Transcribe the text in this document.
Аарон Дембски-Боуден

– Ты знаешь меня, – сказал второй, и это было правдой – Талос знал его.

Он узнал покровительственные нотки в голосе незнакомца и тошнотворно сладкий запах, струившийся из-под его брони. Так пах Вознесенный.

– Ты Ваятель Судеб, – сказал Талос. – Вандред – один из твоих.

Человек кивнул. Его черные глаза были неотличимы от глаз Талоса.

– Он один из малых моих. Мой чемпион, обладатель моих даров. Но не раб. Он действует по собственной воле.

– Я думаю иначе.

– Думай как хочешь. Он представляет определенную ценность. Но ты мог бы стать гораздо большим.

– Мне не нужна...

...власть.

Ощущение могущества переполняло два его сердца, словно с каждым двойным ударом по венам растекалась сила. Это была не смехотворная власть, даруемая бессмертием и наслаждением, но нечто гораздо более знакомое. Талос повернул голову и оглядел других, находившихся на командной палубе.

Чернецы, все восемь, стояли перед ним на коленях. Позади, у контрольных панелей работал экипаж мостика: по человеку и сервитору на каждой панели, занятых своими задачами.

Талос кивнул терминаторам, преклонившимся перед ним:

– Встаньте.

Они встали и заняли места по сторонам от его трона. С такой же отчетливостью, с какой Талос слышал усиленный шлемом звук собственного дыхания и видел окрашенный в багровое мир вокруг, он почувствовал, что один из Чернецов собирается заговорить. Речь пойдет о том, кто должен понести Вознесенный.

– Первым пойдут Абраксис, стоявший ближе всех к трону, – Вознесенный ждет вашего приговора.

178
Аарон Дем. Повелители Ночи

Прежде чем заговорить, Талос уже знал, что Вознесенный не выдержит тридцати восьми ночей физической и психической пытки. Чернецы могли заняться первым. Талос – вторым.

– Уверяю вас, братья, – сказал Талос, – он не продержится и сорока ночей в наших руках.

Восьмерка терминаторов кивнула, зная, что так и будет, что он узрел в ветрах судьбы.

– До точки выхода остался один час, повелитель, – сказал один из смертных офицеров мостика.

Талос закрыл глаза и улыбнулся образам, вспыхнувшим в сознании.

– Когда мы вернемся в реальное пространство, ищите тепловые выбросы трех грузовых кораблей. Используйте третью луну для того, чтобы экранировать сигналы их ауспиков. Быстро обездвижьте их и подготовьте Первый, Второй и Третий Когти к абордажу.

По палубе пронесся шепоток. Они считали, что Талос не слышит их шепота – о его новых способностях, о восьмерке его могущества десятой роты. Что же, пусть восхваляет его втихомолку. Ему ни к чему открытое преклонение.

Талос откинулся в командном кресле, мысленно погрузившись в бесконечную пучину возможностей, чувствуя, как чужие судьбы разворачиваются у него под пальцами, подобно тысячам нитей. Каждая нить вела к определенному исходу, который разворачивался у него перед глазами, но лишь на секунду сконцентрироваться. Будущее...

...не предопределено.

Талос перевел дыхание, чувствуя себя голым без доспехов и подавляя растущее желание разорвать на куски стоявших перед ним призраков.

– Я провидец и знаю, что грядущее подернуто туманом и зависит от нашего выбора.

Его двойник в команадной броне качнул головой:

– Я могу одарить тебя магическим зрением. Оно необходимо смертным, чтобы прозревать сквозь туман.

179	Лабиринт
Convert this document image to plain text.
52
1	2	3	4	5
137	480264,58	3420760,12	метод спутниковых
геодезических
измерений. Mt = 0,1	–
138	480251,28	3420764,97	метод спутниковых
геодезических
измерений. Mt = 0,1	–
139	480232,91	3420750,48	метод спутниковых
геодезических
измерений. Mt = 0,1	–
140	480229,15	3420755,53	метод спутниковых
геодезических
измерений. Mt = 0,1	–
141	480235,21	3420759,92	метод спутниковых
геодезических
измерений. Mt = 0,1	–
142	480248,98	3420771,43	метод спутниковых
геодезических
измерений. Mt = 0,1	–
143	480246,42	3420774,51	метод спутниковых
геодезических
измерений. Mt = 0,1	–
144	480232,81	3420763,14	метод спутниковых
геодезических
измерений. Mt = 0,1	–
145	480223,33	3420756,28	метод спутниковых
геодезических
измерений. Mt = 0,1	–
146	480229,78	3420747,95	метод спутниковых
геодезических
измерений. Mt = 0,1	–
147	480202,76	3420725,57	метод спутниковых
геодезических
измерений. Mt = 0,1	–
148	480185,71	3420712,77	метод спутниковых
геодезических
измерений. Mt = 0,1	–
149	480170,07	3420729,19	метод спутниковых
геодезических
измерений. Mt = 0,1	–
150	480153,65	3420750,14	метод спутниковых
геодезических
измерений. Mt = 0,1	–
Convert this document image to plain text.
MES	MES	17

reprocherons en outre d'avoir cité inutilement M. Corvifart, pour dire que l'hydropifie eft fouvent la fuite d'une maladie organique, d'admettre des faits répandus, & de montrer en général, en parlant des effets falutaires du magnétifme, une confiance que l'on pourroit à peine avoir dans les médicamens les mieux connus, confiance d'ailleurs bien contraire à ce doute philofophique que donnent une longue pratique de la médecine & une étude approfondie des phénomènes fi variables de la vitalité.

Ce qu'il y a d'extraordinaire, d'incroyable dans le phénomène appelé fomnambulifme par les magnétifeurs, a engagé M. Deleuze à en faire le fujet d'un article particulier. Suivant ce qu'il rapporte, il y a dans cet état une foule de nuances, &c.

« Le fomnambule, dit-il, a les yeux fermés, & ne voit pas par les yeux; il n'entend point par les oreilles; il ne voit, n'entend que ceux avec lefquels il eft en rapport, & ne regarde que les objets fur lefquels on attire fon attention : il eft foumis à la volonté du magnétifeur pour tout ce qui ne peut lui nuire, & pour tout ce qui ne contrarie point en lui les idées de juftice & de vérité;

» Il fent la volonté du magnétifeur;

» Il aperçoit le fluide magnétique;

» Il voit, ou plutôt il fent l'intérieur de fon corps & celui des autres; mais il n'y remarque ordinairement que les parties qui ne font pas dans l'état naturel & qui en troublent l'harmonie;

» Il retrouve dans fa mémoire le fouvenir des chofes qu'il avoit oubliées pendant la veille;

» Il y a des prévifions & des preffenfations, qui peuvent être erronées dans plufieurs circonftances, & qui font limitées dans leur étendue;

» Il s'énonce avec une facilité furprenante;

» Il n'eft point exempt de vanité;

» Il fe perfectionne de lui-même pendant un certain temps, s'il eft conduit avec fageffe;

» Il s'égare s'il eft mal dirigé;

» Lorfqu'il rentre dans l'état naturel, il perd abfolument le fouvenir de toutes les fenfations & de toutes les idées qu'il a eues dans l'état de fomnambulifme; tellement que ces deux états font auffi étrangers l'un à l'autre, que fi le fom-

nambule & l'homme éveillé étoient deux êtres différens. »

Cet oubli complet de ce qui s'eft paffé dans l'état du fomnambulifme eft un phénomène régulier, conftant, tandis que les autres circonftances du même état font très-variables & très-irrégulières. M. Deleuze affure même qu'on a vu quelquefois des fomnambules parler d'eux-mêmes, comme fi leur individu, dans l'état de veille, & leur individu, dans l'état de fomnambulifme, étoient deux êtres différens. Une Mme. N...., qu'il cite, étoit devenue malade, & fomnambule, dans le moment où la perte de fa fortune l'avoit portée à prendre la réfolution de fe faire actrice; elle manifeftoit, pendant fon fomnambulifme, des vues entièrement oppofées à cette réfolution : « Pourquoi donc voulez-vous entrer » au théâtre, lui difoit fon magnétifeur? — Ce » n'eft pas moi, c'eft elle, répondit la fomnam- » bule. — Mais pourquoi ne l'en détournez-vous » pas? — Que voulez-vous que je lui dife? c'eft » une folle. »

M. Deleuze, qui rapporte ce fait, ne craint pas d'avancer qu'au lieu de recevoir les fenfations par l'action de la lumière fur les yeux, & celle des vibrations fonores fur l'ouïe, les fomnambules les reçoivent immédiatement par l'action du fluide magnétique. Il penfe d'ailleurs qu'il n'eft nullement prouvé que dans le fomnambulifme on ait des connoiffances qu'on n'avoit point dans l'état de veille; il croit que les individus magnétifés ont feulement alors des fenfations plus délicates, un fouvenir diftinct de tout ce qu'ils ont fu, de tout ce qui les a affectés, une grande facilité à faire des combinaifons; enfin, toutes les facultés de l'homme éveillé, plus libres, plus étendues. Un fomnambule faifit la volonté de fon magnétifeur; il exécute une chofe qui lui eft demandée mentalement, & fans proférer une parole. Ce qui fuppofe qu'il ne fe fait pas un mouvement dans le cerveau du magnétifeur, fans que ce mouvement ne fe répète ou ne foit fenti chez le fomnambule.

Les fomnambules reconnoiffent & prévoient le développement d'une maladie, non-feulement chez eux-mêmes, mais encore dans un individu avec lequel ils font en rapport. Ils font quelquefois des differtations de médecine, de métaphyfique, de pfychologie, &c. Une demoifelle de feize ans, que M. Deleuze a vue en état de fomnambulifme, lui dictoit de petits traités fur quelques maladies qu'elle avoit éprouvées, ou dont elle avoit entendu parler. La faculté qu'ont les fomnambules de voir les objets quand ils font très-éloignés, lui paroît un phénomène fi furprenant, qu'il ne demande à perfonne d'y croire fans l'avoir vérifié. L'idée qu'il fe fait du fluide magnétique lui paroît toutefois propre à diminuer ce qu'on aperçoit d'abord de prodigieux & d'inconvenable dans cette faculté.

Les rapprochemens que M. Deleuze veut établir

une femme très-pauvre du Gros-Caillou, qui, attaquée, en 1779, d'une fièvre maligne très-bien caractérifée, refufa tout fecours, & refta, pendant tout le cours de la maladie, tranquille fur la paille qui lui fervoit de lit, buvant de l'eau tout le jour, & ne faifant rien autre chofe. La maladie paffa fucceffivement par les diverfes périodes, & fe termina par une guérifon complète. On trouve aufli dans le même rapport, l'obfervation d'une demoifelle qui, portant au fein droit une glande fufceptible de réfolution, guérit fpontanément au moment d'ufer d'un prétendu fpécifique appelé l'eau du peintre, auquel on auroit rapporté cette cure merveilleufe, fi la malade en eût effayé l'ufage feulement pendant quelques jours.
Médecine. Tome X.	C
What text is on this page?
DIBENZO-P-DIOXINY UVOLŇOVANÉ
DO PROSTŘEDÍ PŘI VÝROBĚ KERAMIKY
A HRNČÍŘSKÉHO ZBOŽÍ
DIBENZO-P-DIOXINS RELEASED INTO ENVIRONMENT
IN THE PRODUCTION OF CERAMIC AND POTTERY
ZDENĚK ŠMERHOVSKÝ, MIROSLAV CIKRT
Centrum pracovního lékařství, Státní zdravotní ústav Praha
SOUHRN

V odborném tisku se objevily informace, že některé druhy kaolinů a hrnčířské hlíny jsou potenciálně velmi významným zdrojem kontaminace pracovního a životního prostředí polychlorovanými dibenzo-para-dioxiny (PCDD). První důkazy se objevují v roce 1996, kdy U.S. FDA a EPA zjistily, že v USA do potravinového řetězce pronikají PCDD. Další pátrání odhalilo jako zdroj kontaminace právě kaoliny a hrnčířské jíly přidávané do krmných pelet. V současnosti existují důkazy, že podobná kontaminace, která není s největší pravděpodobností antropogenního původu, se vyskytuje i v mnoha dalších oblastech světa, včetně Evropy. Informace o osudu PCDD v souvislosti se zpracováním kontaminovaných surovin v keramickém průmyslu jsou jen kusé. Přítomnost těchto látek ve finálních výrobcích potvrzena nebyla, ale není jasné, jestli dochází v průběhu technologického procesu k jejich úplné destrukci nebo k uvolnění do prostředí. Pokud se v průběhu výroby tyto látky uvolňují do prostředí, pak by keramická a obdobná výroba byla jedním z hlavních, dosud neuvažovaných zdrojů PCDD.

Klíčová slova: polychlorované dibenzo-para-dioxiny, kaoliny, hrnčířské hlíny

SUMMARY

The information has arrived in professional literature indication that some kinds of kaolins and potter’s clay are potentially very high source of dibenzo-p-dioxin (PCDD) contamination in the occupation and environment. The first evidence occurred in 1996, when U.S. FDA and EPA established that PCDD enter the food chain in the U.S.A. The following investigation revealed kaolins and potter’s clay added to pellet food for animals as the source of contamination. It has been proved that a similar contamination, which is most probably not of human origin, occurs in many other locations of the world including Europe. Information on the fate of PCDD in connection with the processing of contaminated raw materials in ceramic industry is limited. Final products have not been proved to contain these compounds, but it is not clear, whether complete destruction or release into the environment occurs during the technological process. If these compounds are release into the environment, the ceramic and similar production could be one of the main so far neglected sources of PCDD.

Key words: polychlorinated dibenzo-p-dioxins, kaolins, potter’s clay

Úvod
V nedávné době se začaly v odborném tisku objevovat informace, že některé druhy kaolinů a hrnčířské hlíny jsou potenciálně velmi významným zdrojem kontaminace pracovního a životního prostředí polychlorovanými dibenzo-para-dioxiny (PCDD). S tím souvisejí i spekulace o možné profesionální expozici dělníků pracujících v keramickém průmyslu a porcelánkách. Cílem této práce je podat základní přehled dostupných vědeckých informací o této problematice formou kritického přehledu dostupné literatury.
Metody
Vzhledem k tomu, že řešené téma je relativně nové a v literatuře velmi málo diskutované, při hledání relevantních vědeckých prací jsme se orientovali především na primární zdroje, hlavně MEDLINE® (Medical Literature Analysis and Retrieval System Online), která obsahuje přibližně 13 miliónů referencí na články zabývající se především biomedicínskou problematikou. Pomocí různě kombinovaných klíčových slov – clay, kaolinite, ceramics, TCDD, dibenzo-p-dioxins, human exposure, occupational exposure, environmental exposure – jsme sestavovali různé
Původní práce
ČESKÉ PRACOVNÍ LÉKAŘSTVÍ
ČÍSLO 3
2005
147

━━━━━━━━━━━━━━━━━━━━

• Problem requirements: Look over the listing above. Pick out and copy every line that includes "палубе".

• Solution for this exercise:
Ощущение могущества переполняло два его сердца, словно с каждым двойным ударом по венам растекалась сила. Это была не смехотворная власть, даруемая бессмертием и наслаждением, но нечто гораздо более знакомое. Талос повернул голову и оглядел других, находившихся на командной палубе.
По палубе пронесся шепоток. Они считали, что Талос не слышит их шепота – о его новых способностях, о восьмерке его могущества десятой роты. Что же, пусть восхваляет его втихомолку. Ему ни к чему открытое преклонение.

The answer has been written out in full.